• Aim: Transcribe the material word for word, but without the images.

• Working data:

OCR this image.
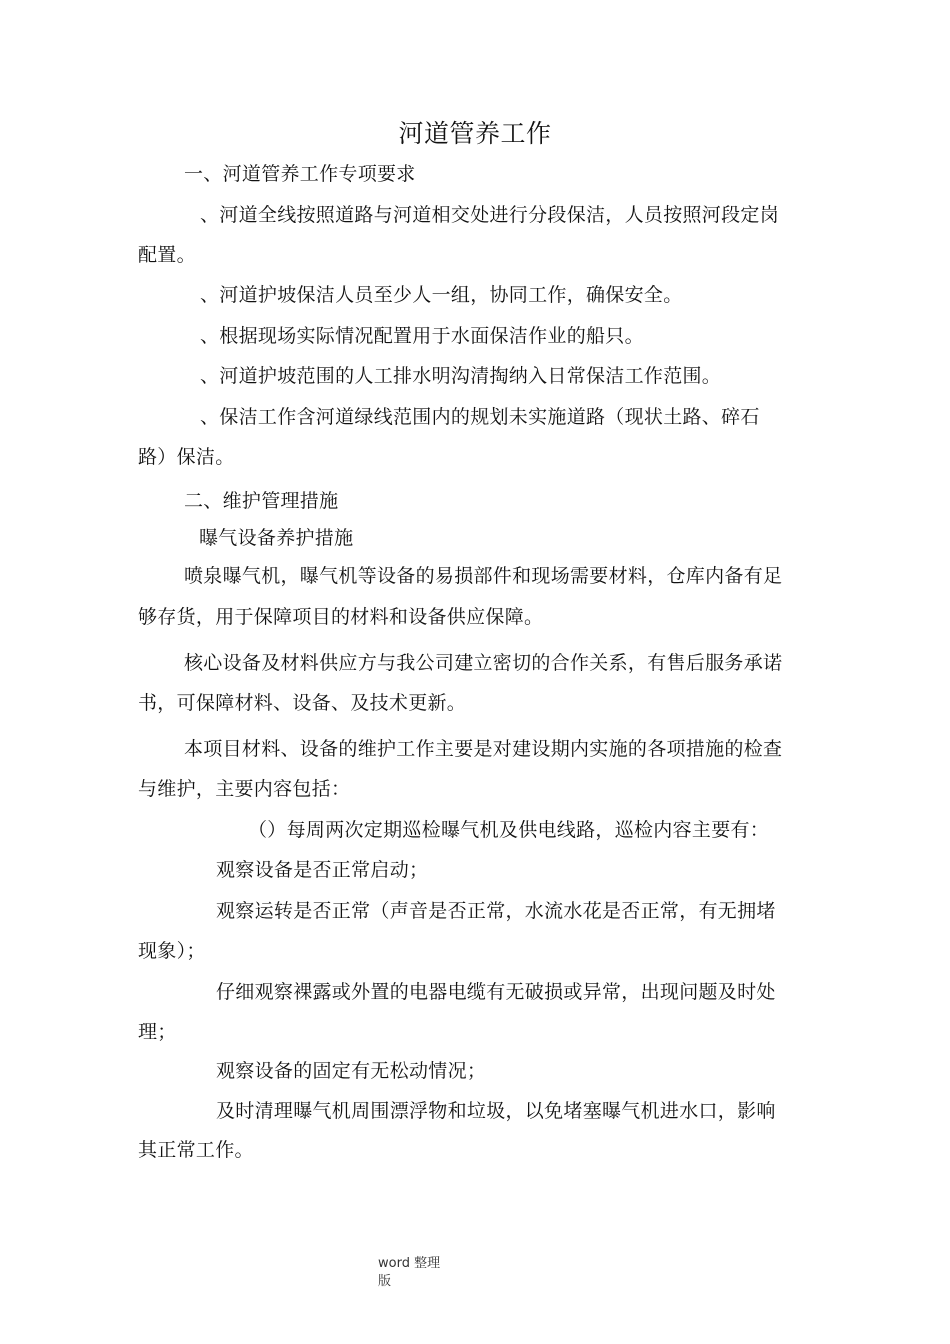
河道管养工作
一、河道管养工作专项要求
、河道全线按照道路与河道相交处进行分段保洁，人员按照河段定岗
配置。
、河道护坡保洁人员至少人一组，协同工作，确保安全。
、根据现场实际情况配置用于水面保洁作业的船只。
、河道护坡范围的人工排水明沟清掏纳入日常保洁工作范围。
、保洁工作含河道绿线范围内的规划未实施道路（现状土路、碎石
路）保洁。
二、维护管理措施
曝气设备养护措施
喷泉曝气机，曝气机等设备的易损部件和现场需要材料，仓库内备有足
够存货，用于保障项目的材料和设备供应保障。
核心设备及材料供应方与我公司建立密切的合作关系，有售后服务承诺
书，可保障材料、设备、及技术更新。
本项目材料、设备的维护工作主要是对建设期内实施的各项措施的检查
与维护，主要内容包括：
（）每周两次定期巡检曝气机及供电线路，巡检内容主要有：
观察设备是否正常启动；
观察运转是否正常（声音是否正常，水流水花是否正常，有无拥堵
现象）；
仔细观察裸露或外置的电器电缆有无破损或异常，出现问题及时处
理；
观察设备的固定有无松动情况；
及时清理曝气机周围漂浮物和垃圾，以免堵塞曝气机进水口，影响
其正常工作。
word 整理
版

• Solution for this problem:
OCR this image.
河道管养工作
一、河道管养工作专项要求
、河道全线按照道路与河道相交处进行分段保洁，人员按照河段定岗
配置。
、河道护坡保洁人员至少人一组，协同工作，确保安全。
、根据现场实际情况配置用于水面保洁作业的船只。
、河道护坡范围的人工排水明沟清掏纳入日常保洁工作范围。
、保洁工作含河道绿线范围内的规划未实施道路（现状土路、碎石
路）保洁。
二、维护管理措施
曝气设备养护措施
喷泉曝气机，曝气机等设备的易损部件和现场需要材料，仓库内备有足
够存货，用于保障项目的材料和设备供应保障。
核心设备及材料供应方与我公司建立密切的合作关系，有售后服务承诺
书，可保障材料、设备、及技术更新。
本项目材料、设备的维护工作主要是对建设期内实施的各项措施的检查
与维护，主要内容包括：
（）每周两次定期巡检曝气机及供电线路，巡检内容主要有：
观察设备是否正常启动；
观察运转是否正常（声音是否正常，水流水花是否正常，有无拥堵
现象）；
仔细观察裸露或外置的电器电缆有无破损或异常，出现问题及时处
理；
观察设备的固定有无松动情况；
及时清理曝气机周围漂浮物和垃圾，以免堵塞曝气机进水口，影响
其正常工作。
word 整理
版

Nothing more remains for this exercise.